> **REQUIRED TASK**
Go through the material and pull out every line with the string "займа" in it.

> **DATA PROVIDED**

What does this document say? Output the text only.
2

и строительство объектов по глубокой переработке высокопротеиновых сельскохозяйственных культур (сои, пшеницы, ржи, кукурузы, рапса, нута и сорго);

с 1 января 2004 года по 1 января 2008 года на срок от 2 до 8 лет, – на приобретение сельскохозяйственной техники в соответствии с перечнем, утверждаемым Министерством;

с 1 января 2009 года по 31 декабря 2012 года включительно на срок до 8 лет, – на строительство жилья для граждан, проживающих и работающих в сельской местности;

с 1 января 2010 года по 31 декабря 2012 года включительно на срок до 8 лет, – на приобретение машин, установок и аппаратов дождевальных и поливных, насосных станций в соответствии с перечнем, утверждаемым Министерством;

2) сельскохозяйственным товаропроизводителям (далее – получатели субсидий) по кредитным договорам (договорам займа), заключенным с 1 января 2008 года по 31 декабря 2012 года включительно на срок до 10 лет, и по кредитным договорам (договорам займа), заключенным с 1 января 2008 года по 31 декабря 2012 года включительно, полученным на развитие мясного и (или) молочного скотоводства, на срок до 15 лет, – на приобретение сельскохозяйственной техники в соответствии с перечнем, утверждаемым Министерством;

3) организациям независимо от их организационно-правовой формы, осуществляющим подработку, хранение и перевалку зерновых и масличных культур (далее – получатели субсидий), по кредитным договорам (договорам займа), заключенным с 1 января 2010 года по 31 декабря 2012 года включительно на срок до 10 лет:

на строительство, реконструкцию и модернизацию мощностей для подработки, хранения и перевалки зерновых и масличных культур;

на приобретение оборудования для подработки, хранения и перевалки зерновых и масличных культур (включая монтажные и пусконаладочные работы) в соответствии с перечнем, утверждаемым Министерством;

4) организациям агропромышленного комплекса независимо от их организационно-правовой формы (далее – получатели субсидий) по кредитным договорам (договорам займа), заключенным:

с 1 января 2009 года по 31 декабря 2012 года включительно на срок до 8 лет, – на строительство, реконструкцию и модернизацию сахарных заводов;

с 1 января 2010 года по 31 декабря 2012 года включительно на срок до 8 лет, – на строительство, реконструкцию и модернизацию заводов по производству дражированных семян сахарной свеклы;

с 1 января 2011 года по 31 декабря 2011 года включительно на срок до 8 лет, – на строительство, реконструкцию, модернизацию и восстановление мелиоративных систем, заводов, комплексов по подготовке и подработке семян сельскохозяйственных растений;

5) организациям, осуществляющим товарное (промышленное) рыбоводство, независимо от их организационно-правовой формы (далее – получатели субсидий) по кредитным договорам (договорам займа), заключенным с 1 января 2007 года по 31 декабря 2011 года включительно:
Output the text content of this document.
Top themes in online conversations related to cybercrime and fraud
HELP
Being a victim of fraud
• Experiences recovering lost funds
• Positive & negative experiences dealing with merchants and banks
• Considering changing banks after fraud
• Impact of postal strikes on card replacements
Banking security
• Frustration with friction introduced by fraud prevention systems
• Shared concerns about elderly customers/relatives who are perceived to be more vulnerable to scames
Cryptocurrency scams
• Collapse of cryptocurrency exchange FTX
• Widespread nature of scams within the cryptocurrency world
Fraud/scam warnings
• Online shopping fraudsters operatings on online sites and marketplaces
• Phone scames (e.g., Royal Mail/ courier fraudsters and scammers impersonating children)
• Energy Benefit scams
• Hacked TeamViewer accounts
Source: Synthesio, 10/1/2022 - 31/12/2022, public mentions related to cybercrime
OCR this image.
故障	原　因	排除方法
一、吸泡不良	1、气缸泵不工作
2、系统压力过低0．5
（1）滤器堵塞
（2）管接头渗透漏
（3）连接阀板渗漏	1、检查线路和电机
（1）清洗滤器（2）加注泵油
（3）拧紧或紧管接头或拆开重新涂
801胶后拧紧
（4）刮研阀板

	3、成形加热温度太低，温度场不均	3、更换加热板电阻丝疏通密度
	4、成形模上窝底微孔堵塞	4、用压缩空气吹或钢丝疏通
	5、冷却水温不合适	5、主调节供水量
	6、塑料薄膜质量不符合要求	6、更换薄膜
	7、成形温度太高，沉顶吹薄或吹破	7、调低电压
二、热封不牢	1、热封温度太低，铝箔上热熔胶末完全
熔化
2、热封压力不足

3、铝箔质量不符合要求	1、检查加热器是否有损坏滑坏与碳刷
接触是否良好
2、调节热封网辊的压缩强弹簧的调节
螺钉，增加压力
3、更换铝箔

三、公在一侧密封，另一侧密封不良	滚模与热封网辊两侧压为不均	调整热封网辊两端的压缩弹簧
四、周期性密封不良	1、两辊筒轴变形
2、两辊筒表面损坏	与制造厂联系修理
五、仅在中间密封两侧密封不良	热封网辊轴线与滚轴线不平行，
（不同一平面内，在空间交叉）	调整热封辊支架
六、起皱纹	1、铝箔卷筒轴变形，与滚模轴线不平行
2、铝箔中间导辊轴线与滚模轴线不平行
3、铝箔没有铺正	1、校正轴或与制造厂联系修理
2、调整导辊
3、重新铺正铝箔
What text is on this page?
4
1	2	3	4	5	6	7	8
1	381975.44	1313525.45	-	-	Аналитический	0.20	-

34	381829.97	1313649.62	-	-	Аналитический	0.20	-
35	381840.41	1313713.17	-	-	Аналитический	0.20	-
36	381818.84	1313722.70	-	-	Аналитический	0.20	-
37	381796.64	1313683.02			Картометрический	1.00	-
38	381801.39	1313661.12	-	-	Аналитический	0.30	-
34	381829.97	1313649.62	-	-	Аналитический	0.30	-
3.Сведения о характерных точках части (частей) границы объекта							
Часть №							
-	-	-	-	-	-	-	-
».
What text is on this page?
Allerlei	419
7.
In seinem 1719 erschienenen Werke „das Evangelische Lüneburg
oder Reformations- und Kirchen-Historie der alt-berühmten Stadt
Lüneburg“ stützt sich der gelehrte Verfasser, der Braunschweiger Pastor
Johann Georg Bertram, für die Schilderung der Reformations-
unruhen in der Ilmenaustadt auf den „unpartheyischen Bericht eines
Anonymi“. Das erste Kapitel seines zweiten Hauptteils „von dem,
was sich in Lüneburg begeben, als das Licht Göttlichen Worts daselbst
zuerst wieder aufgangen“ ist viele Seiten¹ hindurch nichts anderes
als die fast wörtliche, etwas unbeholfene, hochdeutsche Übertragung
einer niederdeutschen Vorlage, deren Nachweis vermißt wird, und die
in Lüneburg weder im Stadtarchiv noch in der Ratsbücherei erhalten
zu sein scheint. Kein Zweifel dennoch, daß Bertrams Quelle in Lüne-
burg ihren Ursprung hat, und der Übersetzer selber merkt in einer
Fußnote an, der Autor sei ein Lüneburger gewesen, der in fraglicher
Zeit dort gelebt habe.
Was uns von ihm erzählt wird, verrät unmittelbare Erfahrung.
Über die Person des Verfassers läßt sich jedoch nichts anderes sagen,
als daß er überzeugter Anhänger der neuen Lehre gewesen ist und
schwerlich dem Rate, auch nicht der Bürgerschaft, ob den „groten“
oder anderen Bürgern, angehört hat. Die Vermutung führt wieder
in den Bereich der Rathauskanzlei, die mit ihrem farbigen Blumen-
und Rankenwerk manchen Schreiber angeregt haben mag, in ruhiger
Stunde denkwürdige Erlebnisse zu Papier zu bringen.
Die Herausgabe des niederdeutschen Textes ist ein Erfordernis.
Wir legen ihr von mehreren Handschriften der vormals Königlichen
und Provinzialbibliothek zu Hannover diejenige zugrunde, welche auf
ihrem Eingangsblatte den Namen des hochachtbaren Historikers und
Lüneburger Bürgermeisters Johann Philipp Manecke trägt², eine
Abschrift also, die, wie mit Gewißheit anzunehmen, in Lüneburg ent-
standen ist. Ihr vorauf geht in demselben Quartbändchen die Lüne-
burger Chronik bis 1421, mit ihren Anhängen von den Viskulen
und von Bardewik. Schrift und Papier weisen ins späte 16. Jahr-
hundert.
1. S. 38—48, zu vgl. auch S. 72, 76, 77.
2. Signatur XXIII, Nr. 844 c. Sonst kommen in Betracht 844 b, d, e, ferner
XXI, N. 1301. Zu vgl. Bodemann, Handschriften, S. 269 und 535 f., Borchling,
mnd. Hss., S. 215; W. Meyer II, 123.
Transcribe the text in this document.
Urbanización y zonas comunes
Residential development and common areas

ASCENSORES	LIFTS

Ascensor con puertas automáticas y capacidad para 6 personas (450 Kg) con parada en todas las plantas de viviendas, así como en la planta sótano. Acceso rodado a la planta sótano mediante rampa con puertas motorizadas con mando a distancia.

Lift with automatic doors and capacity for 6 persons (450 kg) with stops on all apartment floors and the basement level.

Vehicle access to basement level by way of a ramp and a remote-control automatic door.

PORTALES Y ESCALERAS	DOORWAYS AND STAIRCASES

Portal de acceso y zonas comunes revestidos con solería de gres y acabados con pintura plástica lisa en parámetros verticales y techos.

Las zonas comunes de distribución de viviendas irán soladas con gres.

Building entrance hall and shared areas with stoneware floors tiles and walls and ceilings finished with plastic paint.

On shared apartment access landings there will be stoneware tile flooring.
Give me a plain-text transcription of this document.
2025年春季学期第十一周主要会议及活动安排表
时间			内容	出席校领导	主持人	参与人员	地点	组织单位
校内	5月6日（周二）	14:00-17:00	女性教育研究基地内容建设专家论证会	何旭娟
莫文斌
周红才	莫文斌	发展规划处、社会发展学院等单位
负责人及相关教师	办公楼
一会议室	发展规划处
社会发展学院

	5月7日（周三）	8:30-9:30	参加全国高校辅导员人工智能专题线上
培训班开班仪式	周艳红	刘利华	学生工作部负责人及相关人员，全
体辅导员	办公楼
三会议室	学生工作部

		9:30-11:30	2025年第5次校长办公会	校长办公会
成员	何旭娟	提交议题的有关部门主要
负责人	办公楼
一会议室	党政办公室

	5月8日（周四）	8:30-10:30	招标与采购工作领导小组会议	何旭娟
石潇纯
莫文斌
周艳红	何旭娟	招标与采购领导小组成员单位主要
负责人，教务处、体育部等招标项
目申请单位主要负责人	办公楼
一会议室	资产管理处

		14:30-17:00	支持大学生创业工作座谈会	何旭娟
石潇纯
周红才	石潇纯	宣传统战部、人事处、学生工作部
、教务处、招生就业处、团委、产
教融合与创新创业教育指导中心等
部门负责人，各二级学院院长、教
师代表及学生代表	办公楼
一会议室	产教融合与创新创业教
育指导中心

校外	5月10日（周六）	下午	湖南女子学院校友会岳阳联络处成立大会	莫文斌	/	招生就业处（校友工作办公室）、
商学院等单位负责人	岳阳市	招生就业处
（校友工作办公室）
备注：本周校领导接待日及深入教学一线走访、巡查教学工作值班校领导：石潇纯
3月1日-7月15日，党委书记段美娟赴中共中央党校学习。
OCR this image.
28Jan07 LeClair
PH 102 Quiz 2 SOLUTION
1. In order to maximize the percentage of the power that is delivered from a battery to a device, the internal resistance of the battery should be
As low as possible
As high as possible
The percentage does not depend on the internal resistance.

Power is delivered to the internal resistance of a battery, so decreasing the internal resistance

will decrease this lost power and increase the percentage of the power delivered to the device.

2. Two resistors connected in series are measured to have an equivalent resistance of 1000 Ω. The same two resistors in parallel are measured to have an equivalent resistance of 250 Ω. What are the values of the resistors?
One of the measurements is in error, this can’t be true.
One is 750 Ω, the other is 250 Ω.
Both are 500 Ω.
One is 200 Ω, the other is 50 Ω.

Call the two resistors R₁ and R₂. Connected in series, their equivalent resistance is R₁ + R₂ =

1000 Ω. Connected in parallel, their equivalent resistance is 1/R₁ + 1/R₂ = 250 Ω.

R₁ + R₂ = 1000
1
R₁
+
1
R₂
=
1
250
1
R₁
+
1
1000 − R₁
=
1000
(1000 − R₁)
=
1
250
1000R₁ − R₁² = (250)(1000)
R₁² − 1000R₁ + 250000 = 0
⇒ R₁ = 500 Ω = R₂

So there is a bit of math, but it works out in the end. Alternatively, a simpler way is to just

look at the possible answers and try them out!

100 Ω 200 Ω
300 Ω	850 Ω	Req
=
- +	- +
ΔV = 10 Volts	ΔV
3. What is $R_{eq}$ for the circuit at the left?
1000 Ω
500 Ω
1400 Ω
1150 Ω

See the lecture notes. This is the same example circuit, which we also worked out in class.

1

> **REPLY**
2) сельскохозяйственным товаропроизводителям (далее – получатели субсидий) по кредитным договорам (договорам займа), заключенным с 1 января 2008 года по 31 декабря 2012 года включительно на срок до 10 лет, и по кредитным договорам (договорам займа), заключенным с 1 января 2008 года по 31 декабря 2012 года включительно, полученным на развитие мясного и (или) молочного скотоводства, на срок до 15 лет, – на приобретение сельскохозяйственной техники в соответствии с перечнем, утверждаемым Министерством;
3) организациям независимо от их организационно-правовой формы, осуществляющим подработку, хранение и перевалку зерновых и масличных культур (далее – получатели субсидий), по кредитным договорам (договорам займа), заключенным с 1 января 2010 года по 31 декабря 2012 года включительно на срок до 10 лет:
4) организациям агропромышленного комплекса независимо от их организационно-правовой формы (далее – получатели субсидий) по кредитным договорам (договорам займа), заключенным:
5) организациям, осуществляющим товарное (промышленное) рыбоводство, независимо от их организационно-правовой формы (далее – получатели субсидий) по кредитным договорам (договорам займа), заключенным с 1 января 2007 года по 31 декабря 2011 года включительно:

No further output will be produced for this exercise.